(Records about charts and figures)
========================
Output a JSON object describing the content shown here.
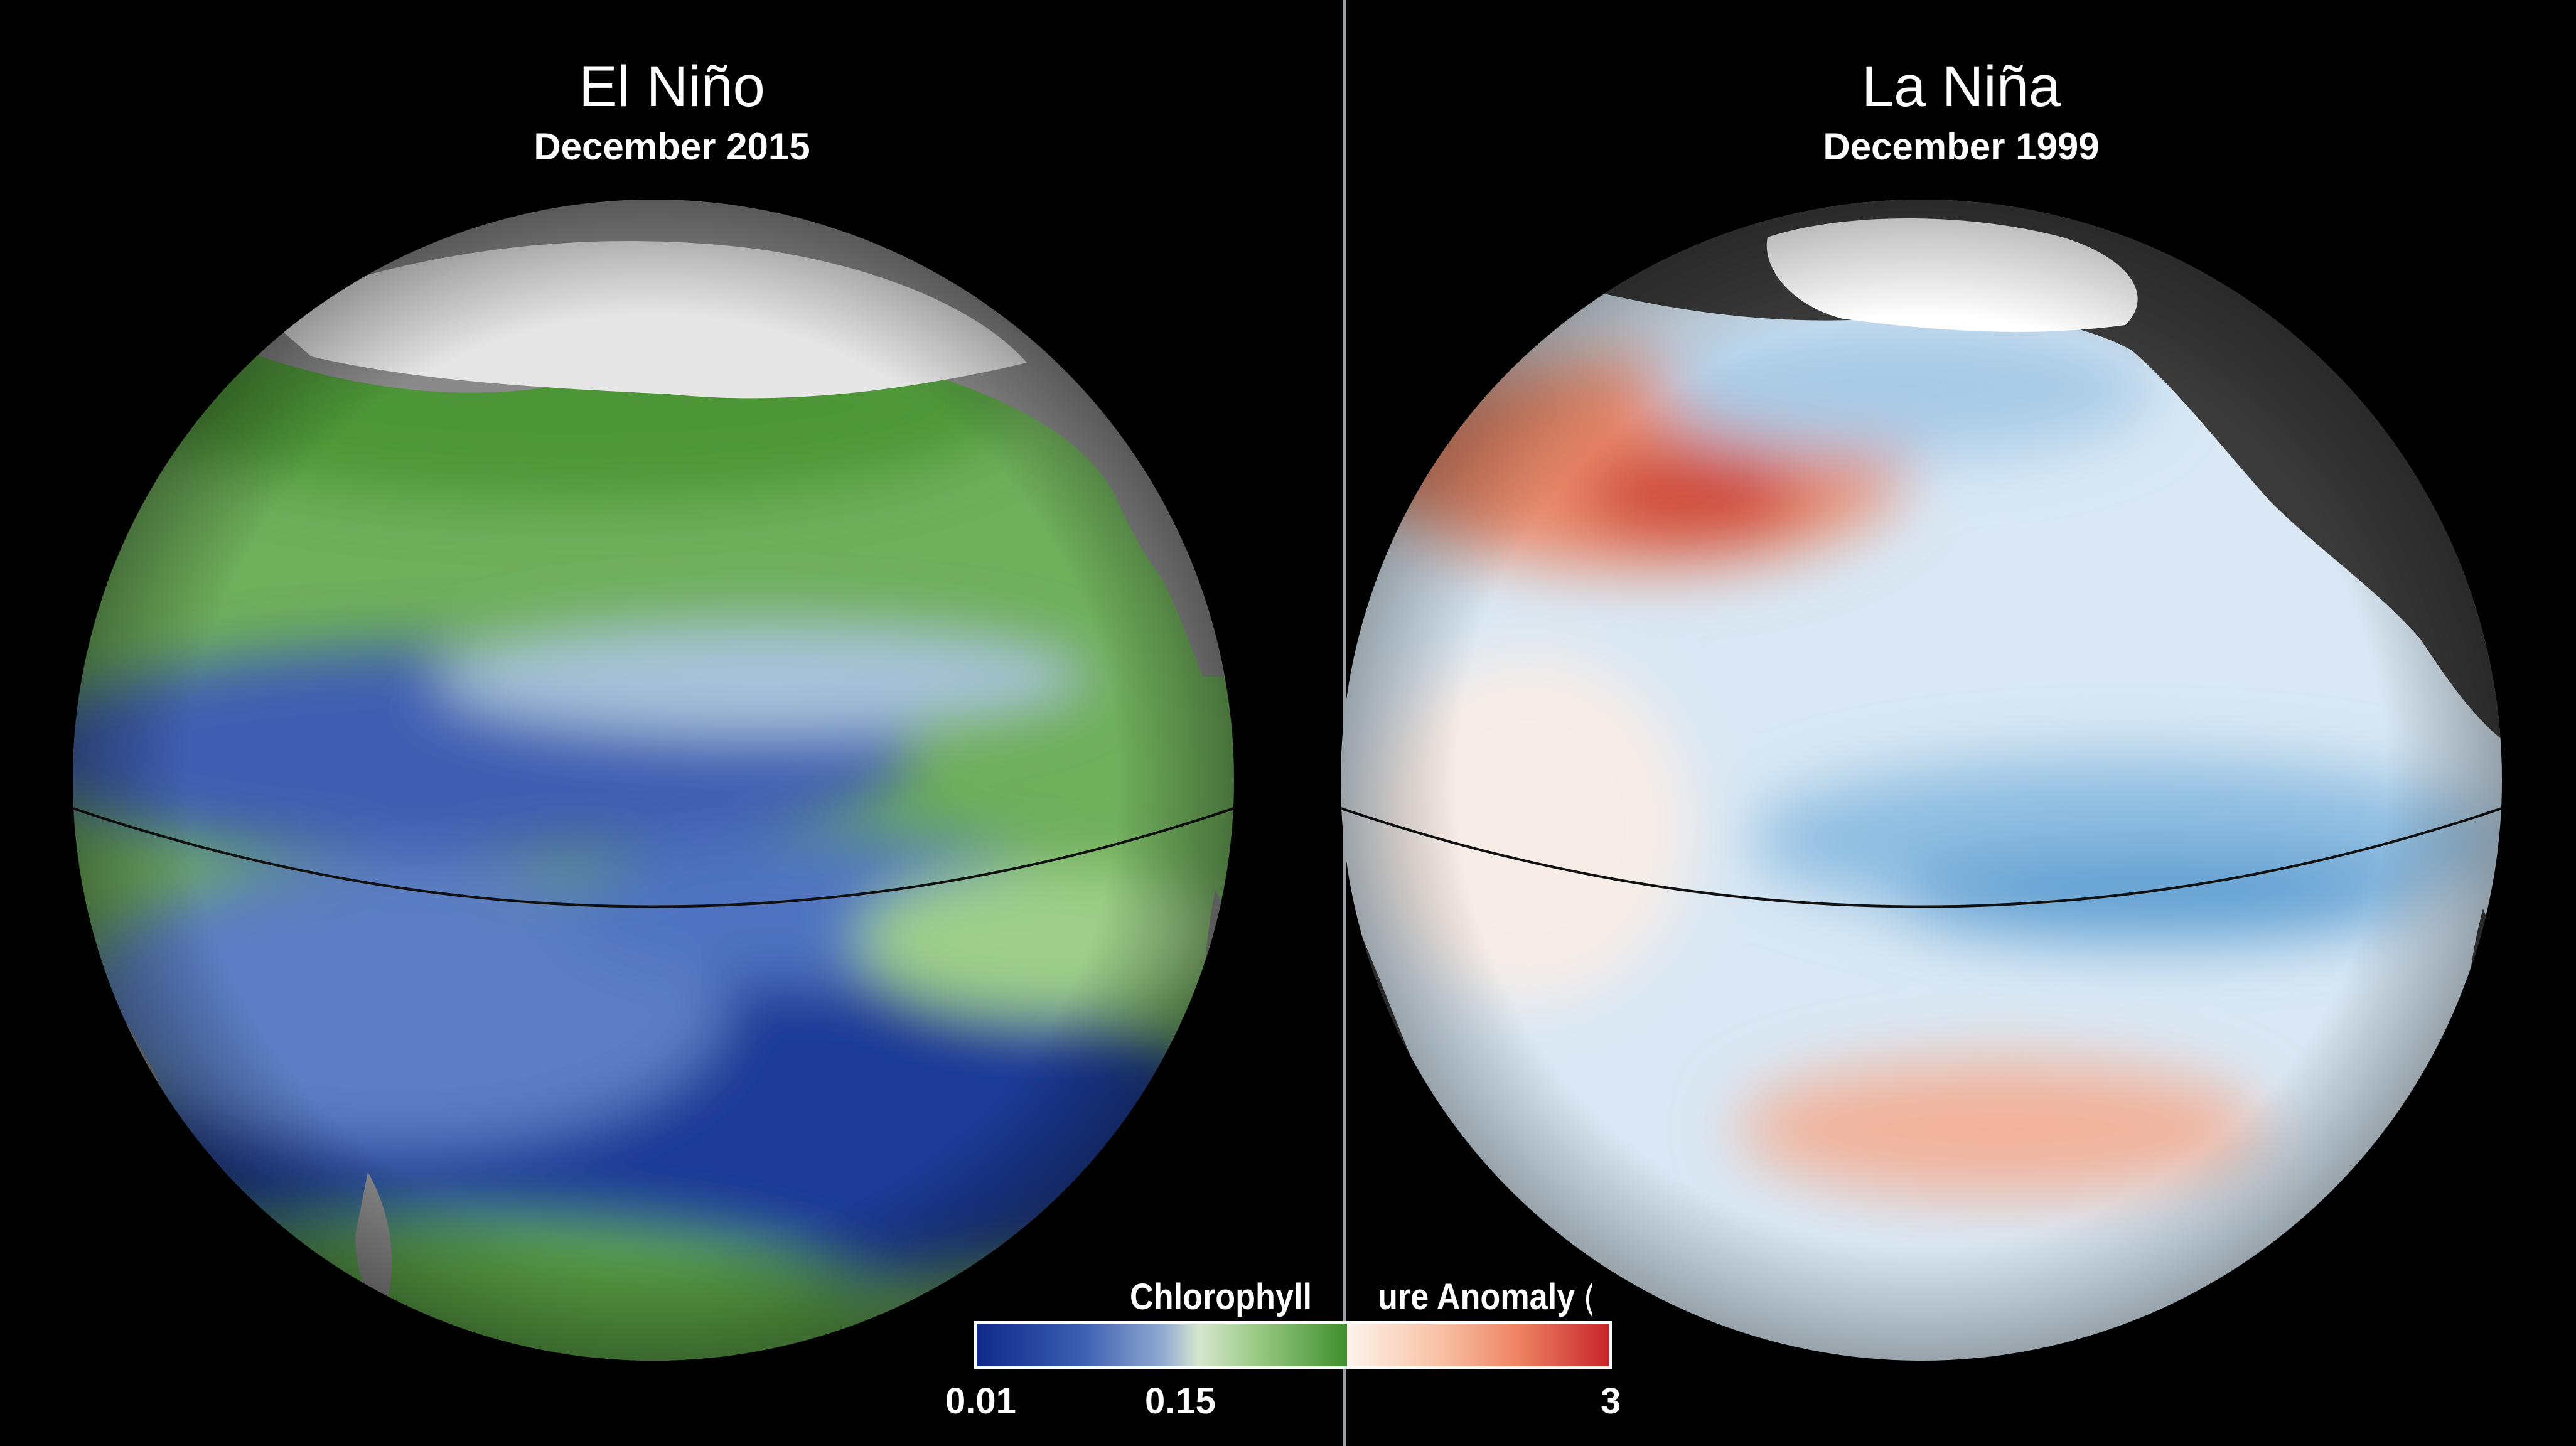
{
  "panels": {
    "left": {
      "title": "El Niño",
      "subtitle": "December 2015"
    },
    "right": {
      "title": "La Niña",
      "subtitle": "December 1999"
    }
  },
  "legend": {
    "left_title": "Chlorophyll",
    "right_title_partial": "ure Anomaly",
    "right_unit": "(°C)",
    "ticks": {
      "low": "0.01",
      "mid": "0.15",
      "high": "3"
    }
  },
  "colors": {
    "background": "#000000",
    "land_gray": "#8a8a8a",
    "land_dark": "#3b3b3b",
    "ice_snow": "#e6e6e6",
    "chl_low": "#0f2a8a",
    "chl_high": "#3f8f2e",
    "sst_cool": "#2f7fc1",
    "sst_warm": "#c8242b"
  }
}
========================
*PROBLEM TO WORK ON:* Extract all the data above exactly, excluding every picture.

*REPLY TO THE EXERCISE:*
Output a JSON object describing the content shown here.
{
  "panels": {
    "left": {
      "title": "El Niño",
      "subtitle": "December 2015"
    },
    "right": {
      "title": "La Niña",
      "subtitle": "December 1999"
    }
  },
  "legend": {
    "left_title": "Chlorophyll",
    "right_title_partial": "ure Anomaly",
    "right_unit": "(°C)",
    "ticks": {
      "low": "0.01",
      "mid": "0.15",
      "high": "3"
    }
  },
  "colors": {
    "background": "#000000",
    "land_gray": "#8a8a8a",
    "land_dark": "#3b3b3b",
    "ice_snow": "#e6e6e6",
    "chl_low": "#0f2a8a",
    "chl_high": "#3f8f2e",
    "sst_cool": "#2f7fc1",
    "sst_warm": "#c8242b"
  }
}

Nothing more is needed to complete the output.